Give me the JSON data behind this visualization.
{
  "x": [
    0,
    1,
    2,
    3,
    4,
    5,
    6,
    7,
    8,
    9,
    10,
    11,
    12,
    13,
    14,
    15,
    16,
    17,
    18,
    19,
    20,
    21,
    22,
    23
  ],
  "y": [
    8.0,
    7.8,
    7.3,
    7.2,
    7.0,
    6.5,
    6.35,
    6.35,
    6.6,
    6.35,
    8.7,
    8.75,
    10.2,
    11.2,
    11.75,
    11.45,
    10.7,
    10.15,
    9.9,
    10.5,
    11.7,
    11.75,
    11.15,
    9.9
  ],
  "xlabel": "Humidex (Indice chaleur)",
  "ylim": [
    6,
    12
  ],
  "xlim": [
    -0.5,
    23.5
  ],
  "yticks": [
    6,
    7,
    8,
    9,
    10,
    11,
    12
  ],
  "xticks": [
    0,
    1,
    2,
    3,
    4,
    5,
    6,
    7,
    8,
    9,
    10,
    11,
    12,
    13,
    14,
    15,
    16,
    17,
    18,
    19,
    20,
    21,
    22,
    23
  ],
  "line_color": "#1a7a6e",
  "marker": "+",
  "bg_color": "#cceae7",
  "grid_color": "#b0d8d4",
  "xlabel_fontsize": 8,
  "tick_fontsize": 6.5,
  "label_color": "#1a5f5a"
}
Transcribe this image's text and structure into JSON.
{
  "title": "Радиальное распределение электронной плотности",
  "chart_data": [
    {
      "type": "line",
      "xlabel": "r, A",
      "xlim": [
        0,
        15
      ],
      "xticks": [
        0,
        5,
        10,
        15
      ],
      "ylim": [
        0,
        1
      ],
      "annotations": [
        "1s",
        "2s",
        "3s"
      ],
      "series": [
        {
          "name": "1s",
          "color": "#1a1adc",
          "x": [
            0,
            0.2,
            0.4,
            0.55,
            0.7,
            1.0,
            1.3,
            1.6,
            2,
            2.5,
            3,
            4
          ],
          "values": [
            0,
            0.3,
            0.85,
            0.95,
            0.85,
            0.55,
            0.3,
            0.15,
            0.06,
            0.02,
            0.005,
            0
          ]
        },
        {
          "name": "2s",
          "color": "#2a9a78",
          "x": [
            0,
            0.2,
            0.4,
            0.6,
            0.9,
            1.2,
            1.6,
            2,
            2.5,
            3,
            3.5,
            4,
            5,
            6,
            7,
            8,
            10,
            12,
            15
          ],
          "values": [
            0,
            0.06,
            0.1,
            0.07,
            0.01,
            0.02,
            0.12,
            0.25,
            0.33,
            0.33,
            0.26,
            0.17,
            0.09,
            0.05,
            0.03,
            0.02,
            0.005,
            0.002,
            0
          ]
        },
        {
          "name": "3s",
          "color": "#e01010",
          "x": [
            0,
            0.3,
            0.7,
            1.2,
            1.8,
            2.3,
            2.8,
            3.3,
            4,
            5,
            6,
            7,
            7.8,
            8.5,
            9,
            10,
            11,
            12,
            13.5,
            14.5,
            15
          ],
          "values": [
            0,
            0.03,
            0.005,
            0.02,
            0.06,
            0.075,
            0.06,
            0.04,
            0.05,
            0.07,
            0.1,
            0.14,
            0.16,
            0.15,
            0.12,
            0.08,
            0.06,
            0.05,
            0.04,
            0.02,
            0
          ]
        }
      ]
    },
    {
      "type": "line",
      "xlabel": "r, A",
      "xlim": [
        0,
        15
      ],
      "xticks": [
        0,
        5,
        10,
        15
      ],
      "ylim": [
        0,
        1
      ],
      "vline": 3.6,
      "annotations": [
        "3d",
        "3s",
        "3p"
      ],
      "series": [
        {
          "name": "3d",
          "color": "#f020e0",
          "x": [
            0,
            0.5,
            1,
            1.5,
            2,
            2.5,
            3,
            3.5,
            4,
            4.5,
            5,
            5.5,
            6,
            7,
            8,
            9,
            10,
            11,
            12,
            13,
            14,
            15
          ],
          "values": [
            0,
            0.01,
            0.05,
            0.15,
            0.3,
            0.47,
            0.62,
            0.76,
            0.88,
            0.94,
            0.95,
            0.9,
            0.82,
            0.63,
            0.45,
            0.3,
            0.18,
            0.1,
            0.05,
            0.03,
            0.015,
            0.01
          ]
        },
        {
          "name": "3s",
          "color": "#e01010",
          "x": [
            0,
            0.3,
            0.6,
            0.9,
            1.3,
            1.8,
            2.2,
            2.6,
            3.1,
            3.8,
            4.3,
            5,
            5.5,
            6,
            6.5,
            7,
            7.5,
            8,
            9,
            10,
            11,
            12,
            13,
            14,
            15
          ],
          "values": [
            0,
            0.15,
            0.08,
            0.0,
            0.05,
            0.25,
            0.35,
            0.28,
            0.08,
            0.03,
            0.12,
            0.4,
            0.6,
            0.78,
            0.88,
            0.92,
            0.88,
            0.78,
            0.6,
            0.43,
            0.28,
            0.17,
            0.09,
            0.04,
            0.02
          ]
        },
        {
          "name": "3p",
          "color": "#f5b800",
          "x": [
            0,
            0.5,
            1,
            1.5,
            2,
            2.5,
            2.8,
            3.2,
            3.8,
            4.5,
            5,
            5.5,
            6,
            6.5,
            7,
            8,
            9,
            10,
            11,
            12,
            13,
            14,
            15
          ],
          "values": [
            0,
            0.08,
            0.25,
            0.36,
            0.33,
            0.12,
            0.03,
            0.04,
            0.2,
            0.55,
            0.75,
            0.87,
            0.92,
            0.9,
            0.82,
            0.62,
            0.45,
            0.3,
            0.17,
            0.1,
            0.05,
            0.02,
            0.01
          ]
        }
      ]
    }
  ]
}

◆ WHAT IS ASKED
Locate all lines in the listing above with the word "name". Copy them.

◆ RESULT OF THIS EXERCISE
          "name": "1s",
          "name": "2s",
          "name": "3s",
          "name": "3d",
          "name": "3s",
          "name": "3p",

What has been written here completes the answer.